═════ Provided data

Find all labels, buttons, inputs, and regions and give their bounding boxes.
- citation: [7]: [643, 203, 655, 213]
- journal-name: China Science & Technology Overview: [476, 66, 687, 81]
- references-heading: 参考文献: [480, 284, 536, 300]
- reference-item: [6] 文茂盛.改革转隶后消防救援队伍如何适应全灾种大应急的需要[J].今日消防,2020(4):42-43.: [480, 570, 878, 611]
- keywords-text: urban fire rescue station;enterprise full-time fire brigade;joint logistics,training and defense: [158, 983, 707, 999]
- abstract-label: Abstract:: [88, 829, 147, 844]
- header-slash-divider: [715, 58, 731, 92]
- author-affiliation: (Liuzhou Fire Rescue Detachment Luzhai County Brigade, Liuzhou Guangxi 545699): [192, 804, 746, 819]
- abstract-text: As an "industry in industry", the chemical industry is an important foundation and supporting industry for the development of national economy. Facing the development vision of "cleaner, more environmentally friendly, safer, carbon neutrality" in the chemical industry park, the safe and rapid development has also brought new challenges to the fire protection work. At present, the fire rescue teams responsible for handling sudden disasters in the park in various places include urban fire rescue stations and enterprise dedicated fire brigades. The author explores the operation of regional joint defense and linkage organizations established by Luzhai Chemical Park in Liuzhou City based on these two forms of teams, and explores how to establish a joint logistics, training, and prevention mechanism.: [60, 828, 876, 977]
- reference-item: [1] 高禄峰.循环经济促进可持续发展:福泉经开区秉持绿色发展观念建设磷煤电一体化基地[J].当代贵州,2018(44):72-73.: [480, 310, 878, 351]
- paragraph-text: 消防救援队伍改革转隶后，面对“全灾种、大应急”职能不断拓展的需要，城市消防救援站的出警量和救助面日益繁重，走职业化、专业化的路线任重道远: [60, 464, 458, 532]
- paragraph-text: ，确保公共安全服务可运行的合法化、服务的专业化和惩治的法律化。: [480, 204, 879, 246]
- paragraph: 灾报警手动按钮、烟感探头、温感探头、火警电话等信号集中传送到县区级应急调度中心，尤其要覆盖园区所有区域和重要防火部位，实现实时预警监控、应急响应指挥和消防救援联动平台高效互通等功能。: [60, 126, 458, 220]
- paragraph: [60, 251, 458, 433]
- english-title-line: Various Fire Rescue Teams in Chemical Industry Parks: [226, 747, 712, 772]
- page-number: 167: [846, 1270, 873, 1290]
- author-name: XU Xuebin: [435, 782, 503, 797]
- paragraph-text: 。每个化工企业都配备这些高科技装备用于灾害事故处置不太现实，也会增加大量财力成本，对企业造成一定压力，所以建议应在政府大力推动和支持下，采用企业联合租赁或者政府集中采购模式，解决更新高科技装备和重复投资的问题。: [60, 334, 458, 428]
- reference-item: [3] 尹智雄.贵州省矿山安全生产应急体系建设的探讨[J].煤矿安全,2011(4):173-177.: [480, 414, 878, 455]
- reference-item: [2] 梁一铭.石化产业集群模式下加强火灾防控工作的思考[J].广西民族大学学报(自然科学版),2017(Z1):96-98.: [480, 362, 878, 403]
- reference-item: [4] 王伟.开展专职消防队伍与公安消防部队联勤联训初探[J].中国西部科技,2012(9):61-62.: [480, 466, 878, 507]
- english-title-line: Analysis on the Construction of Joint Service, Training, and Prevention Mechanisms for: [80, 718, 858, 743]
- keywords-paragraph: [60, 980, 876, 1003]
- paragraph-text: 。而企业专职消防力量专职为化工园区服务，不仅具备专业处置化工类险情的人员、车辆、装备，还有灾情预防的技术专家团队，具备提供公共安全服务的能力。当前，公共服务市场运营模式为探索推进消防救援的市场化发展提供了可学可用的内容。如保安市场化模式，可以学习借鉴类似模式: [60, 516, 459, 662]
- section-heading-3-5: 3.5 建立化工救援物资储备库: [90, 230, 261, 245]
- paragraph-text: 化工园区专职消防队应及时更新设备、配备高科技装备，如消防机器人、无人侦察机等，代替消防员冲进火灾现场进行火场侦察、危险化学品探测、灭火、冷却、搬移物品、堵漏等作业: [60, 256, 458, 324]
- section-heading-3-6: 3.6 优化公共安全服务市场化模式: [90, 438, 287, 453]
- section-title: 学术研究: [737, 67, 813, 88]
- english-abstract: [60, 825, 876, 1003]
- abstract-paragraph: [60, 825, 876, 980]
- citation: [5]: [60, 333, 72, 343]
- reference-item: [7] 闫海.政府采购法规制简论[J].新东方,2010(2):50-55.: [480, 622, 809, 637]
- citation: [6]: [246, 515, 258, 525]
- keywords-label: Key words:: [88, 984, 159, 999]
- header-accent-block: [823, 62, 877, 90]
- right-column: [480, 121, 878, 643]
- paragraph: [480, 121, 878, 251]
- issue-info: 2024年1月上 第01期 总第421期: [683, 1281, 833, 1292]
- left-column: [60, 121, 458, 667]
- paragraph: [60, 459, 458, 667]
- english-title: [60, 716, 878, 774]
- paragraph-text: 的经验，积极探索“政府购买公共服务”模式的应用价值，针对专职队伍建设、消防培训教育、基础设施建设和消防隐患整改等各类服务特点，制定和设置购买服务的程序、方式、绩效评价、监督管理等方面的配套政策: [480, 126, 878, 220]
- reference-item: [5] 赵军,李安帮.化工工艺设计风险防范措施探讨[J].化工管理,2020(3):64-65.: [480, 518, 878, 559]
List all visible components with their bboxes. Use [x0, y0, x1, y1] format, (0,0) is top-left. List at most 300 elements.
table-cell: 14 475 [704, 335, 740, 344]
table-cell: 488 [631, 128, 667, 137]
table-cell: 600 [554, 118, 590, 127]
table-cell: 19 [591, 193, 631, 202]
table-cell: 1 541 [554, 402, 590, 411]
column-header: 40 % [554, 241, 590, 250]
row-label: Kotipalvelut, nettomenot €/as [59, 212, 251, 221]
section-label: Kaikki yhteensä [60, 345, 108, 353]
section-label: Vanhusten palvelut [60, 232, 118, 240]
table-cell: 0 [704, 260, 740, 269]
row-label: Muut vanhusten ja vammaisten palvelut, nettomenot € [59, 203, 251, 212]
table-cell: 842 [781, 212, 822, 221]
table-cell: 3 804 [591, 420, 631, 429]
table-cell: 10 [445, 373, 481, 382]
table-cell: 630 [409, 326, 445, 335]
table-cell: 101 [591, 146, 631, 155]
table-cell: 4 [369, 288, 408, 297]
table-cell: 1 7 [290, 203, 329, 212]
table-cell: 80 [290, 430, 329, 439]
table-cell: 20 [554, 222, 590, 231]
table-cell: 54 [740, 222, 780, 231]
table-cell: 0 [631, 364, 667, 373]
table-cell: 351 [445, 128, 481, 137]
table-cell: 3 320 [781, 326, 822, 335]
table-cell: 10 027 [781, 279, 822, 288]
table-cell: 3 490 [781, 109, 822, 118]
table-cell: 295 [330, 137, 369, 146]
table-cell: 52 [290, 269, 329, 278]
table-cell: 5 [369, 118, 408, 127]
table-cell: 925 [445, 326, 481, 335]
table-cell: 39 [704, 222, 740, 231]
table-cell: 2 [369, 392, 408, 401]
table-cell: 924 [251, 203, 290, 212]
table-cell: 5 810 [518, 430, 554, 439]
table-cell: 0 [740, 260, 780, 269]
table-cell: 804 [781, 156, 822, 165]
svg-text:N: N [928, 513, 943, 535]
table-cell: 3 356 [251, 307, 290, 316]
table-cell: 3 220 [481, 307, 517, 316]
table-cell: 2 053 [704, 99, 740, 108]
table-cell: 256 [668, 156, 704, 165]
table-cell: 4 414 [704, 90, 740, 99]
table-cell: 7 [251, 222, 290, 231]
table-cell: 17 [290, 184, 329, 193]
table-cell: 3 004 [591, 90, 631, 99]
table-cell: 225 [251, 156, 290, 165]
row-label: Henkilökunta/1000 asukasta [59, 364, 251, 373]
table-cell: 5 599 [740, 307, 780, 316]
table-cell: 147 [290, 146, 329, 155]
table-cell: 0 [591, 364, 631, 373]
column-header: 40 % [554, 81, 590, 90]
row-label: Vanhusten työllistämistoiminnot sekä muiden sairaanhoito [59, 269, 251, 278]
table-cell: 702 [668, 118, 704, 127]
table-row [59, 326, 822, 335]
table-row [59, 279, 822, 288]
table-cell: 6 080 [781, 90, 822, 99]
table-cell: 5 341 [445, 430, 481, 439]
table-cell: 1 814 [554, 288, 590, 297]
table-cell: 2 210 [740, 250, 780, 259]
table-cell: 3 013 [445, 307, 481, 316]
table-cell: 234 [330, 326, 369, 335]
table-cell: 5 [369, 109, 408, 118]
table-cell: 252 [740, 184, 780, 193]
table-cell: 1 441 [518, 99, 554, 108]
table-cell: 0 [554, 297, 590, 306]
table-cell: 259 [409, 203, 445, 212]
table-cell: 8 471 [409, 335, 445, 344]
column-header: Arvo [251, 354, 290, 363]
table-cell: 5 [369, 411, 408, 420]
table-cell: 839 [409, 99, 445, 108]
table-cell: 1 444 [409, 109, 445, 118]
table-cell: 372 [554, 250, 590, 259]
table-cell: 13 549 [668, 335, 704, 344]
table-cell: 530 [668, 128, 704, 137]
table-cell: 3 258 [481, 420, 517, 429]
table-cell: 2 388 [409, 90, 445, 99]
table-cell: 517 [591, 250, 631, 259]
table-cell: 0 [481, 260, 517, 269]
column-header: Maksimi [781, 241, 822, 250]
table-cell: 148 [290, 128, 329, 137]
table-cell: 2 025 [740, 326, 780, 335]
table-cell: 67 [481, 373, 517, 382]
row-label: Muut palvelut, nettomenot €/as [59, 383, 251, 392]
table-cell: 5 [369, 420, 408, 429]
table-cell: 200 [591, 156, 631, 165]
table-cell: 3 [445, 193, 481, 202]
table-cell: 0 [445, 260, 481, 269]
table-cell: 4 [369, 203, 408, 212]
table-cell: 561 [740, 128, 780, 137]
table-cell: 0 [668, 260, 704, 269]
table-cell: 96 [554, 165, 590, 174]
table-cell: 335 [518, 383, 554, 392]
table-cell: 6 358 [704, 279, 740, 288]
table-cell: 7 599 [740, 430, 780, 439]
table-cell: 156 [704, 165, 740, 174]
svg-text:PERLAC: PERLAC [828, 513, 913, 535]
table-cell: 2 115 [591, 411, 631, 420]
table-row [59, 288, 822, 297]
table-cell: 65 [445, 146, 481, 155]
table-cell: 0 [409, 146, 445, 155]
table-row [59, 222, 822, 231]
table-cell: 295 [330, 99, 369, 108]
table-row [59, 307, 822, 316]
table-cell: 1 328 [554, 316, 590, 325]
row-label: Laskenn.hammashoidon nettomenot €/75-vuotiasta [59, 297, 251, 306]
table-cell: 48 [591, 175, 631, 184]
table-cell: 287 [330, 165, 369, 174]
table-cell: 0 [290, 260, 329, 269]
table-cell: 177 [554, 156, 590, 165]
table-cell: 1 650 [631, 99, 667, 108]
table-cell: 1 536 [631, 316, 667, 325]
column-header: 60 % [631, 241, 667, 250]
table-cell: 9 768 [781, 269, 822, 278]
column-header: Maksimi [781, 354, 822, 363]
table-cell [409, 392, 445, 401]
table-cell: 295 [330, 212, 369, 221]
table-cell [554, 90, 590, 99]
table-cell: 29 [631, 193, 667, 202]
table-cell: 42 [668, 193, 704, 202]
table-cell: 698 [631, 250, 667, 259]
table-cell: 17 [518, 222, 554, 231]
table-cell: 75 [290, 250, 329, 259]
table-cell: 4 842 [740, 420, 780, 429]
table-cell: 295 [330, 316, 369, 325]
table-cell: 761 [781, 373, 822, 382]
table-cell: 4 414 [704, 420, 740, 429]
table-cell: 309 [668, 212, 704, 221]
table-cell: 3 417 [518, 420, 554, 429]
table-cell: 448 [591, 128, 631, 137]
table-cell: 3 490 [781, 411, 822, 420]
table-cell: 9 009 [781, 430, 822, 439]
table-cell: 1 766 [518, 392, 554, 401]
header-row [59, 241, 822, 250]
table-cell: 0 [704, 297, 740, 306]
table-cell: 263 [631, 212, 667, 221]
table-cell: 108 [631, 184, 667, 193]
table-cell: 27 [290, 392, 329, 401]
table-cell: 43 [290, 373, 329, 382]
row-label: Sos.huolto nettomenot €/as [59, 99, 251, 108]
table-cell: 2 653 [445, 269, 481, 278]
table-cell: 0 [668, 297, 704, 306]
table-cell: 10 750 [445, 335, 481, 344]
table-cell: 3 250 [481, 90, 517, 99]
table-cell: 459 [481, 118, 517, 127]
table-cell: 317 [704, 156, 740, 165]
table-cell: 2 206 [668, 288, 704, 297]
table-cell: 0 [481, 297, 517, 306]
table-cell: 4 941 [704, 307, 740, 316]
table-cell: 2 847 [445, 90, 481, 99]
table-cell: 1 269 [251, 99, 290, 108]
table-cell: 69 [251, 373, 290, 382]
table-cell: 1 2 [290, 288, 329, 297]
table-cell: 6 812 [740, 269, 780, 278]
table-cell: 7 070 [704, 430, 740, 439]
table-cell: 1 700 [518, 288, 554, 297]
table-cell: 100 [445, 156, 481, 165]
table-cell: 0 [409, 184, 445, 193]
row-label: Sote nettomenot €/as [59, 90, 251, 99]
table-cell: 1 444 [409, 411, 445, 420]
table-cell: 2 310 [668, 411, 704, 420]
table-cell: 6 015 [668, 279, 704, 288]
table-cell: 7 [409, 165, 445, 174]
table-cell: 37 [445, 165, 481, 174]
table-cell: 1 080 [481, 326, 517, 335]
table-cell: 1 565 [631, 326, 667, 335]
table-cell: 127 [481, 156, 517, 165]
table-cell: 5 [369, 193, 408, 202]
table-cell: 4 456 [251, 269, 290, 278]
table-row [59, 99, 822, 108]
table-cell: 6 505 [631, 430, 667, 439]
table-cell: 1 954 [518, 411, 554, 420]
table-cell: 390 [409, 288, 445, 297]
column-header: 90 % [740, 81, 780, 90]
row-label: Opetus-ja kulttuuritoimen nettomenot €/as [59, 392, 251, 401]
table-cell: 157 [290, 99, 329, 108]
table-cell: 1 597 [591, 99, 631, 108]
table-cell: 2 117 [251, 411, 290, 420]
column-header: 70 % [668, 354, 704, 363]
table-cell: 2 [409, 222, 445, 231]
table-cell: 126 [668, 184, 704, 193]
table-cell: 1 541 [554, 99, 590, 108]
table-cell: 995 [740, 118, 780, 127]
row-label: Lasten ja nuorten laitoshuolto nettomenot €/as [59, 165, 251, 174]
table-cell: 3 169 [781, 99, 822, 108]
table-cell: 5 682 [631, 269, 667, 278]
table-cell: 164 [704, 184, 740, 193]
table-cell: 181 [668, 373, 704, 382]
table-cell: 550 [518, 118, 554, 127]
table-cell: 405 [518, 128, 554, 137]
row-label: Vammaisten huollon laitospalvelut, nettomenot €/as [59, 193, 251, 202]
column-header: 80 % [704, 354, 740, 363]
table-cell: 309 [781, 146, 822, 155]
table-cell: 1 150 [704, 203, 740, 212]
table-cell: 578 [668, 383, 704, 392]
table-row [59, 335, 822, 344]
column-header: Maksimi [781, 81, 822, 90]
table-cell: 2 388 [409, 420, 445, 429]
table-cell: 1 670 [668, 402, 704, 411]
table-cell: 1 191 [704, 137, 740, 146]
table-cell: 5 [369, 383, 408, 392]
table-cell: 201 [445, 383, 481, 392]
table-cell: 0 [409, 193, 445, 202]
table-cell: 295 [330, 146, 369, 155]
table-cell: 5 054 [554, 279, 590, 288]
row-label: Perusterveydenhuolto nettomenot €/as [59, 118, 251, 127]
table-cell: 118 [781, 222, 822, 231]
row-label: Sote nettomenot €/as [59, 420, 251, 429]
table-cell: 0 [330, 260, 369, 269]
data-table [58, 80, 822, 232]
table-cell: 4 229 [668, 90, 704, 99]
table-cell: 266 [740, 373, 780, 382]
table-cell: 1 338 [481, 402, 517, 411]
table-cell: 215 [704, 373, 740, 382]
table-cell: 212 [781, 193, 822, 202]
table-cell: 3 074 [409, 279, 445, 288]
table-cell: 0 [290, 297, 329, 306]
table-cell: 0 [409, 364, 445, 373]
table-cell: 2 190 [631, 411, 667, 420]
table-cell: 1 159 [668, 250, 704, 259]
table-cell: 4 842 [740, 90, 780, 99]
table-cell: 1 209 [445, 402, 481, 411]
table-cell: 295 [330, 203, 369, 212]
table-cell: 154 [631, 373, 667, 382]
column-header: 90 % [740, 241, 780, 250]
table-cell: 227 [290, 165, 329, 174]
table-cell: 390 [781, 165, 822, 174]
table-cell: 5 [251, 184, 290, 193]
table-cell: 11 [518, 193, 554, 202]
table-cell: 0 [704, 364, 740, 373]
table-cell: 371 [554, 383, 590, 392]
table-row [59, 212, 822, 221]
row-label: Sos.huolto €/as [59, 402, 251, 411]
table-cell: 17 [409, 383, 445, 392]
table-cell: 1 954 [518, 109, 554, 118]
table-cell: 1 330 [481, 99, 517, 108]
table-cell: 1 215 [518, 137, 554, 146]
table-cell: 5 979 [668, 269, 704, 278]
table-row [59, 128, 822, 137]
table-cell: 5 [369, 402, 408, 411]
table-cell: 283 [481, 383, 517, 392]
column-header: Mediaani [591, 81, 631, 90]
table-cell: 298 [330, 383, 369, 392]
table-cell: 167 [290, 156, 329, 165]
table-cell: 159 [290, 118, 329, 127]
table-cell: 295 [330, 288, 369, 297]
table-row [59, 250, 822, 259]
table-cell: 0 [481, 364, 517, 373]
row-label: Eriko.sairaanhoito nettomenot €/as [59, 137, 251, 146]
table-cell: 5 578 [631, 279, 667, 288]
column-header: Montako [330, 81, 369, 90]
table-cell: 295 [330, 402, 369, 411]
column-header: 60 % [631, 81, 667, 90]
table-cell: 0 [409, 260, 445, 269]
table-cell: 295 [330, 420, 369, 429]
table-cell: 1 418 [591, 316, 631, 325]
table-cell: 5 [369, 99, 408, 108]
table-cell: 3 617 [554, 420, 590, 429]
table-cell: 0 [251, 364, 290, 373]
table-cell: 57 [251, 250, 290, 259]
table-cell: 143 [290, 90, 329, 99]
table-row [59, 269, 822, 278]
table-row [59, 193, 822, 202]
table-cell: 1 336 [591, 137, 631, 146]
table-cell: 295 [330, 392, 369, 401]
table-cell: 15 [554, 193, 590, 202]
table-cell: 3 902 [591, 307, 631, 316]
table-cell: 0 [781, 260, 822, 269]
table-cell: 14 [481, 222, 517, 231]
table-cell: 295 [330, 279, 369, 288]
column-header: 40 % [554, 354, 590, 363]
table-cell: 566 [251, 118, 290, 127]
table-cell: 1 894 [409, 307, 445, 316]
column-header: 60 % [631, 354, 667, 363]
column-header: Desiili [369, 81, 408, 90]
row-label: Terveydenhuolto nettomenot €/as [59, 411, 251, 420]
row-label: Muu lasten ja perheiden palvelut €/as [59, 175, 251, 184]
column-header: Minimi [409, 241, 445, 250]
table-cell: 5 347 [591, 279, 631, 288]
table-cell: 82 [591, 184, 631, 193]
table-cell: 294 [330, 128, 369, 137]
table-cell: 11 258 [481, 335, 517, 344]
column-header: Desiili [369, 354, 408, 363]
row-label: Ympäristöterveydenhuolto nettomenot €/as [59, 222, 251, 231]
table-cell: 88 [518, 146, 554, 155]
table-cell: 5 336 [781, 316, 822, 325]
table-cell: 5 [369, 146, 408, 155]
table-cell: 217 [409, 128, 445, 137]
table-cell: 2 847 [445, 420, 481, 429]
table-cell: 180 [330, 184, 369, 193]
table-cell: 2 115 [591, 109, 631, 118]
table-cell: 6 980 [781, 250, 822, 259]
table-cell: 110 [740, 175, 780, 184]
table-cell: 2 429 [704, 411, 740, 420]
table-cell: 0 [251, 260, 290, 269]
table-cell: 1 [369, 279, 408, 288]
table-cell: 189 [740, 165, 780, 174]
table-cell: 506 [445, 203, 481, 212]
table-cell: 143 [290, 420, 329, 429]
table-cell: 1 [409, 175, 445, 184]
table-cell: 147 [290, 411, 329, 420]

══════════

▸ **Instructions for the task**: Can you print, word for word, the lines starting at the very first one and ending at the line that contains "- author-affiliation: (Liuzhou", with both of those lines included?

▸ **Result of the task**:
Find all labels, buttons, inputs, and regions and give their bounding boxes.
- citation: [7]: [643, 203, 655, 213]
- journal-name: China Science & Technology Overview: [476, 66, 687, 81]
- references-heading: 参考文献: [480, 284, 536, 300]
- reference-item: [6] 文茂盛.改革转隶后消防救援队伍如何适应全灾种大应急的需要[J].今日消防,2020(4):42-43.: [480, 570, 878, 611]
- keywords-text: urban fire rescue station;enterprise full-time fire brigade;joint logistics,training and defense: [158, 983, 707, 999]
- abstract-label: Abstract:: [88, 829, 147, 844]
- header-slash-divider: [715, 58, 731, 92]
- author-affiliation: (Liuzhou Fire Rescue Detachment Luzhai County Brigade, Liuzhou Guangxi 545699): [192, 804, 746, 819]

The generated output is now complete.